##### DATA SHOWN
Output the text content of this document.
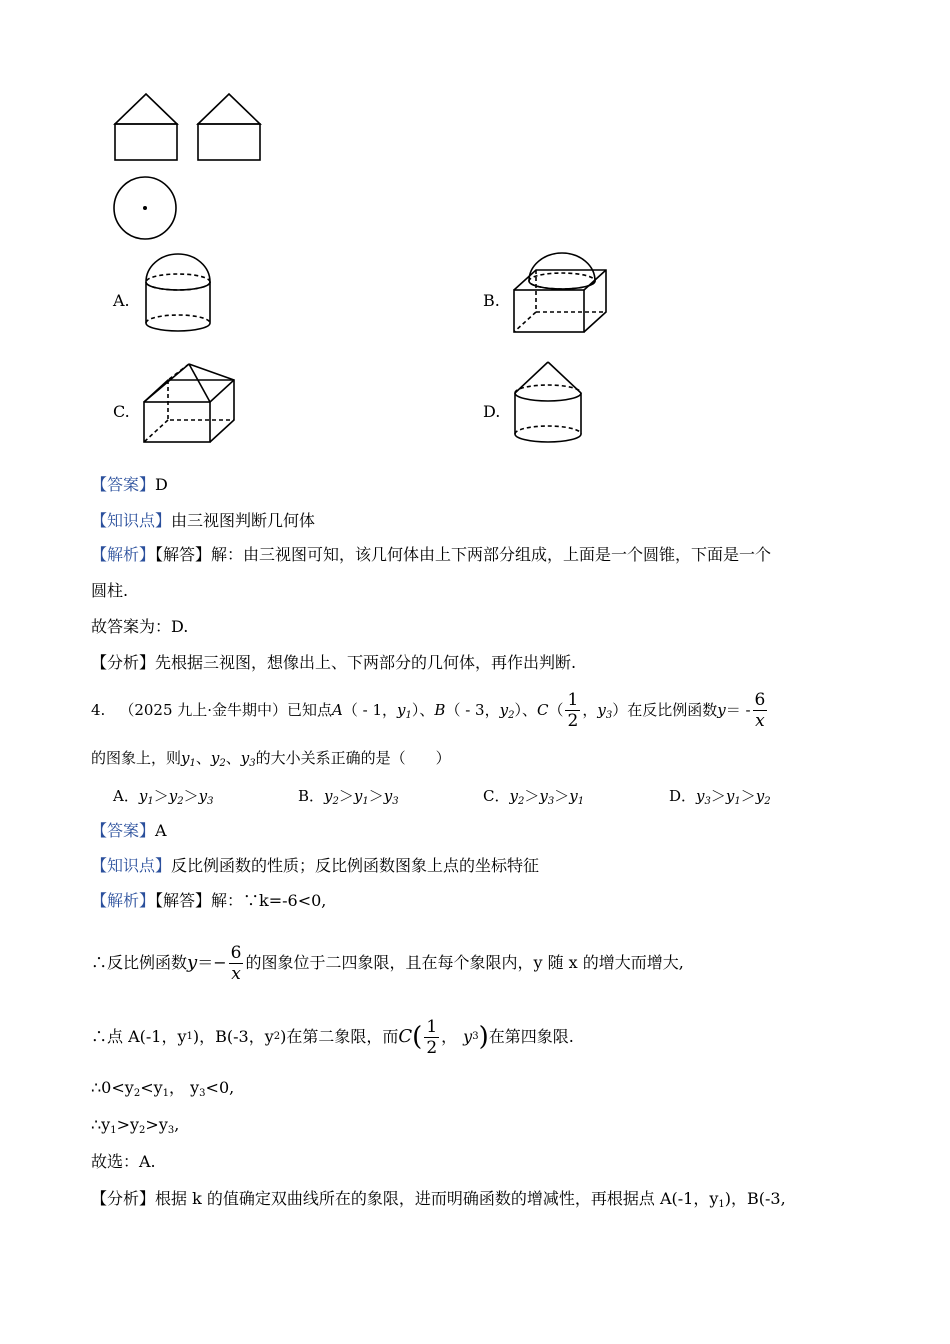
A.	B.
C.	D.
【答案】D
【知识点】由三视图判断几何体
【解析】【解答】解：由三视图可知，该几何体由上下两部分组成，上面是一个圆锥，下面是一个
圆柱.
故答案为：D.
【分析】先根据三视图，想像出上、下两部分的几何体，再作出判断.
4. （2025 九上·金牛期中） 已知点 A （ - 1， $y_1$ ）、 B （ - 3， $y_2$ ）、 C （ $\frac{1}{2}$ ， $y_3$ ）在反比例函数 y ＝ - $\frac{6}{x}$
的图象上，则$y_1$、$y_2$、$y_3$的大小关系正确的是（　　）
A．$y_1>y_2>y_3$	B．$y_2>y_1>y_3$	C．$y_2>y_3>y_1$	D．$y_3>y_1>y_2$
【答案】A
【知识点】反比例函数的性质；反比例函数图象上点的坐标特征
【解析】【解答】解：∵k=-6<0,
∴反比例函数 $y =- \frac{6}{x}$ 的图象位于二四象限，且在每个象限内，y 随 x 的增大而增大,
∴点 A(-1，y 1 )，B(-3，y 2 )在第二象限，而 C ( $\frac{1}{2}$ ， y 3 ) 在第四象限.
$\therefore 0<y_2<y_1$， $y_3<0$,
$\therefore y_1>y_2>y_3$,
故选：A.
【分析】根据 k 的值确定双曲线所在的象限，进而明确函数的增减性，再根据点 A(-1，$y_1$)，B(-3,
##########
##### DATA SHOWN
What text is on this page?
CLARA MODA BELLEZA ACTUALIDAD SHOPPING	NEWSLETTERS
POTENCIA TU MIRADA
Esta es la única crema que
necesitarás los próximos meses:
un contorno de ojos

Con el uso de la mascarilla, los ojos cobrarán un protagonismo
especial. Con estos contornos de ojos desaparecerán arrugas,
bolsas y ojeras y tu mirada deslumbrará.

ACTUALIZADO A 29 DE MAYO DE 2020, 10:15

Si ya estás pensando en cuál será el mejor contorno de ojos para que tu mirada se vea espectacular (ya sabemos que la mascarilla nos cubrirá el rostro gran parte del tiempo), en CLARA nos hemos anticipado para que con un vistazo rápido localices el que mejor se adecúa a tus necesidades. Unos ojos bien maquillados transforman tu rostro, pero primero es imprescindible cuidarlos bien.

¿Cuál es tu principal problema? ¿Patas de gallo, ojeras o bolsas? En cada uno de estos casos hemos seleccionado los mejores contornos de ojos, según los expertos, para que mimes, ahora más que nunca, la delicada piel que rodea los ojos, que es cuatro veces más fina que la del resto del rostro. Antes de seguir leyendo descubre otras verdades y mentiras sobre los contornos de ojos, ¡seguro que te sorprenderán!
##########
##### DATA SHOWN
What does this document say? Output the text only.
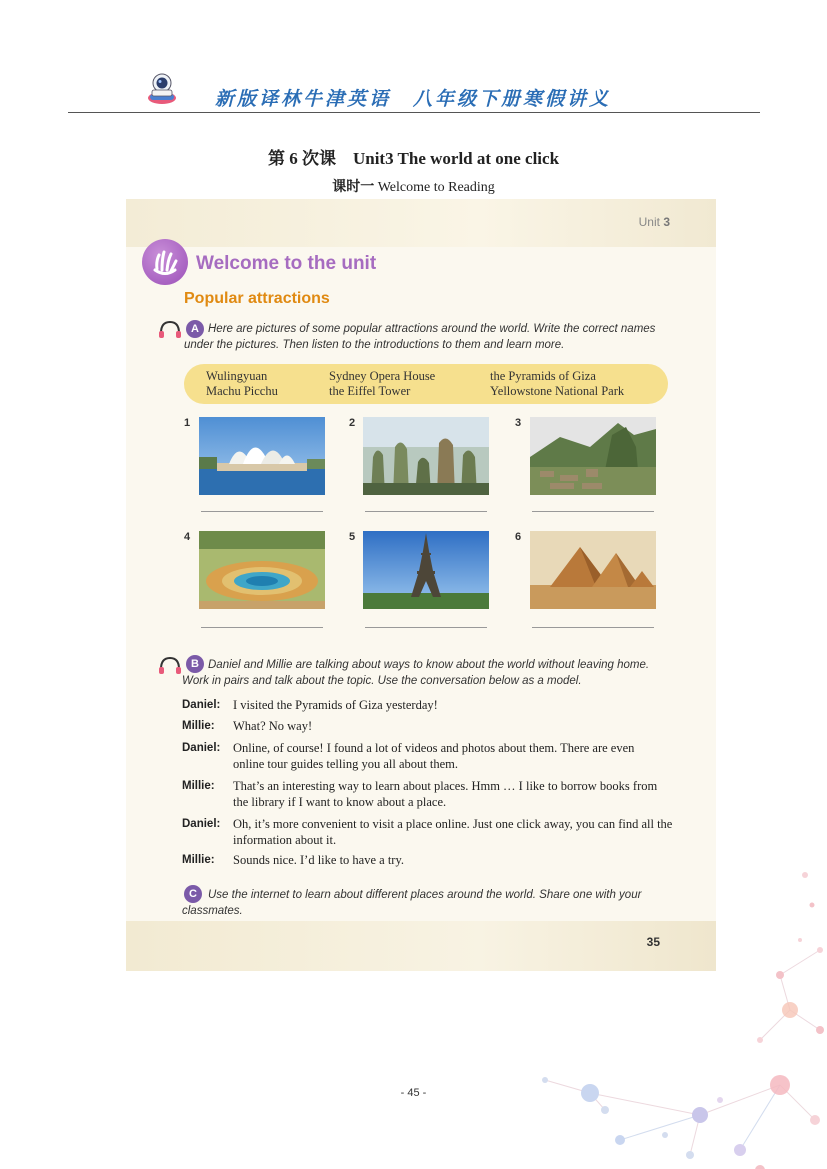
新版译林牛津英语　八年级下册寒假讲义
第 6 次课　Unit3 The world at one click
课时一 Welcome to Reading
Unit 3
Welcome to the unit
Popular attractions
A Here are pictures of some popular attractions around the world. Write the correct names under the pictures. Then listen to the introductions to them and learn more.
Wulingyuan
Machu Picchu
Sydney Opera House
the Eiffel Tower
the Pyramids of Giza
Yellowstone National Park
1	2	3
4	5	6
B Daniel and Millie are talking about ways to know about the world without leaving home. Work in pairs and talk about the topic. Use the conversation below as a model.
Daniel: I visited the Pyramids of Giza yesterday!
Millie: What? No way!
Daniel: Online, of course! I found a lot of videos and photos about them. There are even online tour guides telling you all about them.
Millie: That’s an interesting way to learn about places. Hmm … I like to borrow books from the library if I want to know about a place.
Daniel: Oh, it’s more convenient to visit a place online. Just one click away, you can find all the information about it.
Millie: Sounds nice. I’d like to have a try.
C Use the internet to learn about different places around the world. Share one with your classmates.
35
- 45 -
##########
EXERCISE BRIEF:
How many of the listing's lines contain "online"? Respond with a single number and nothing else.

EXPECTED ANSWER:
2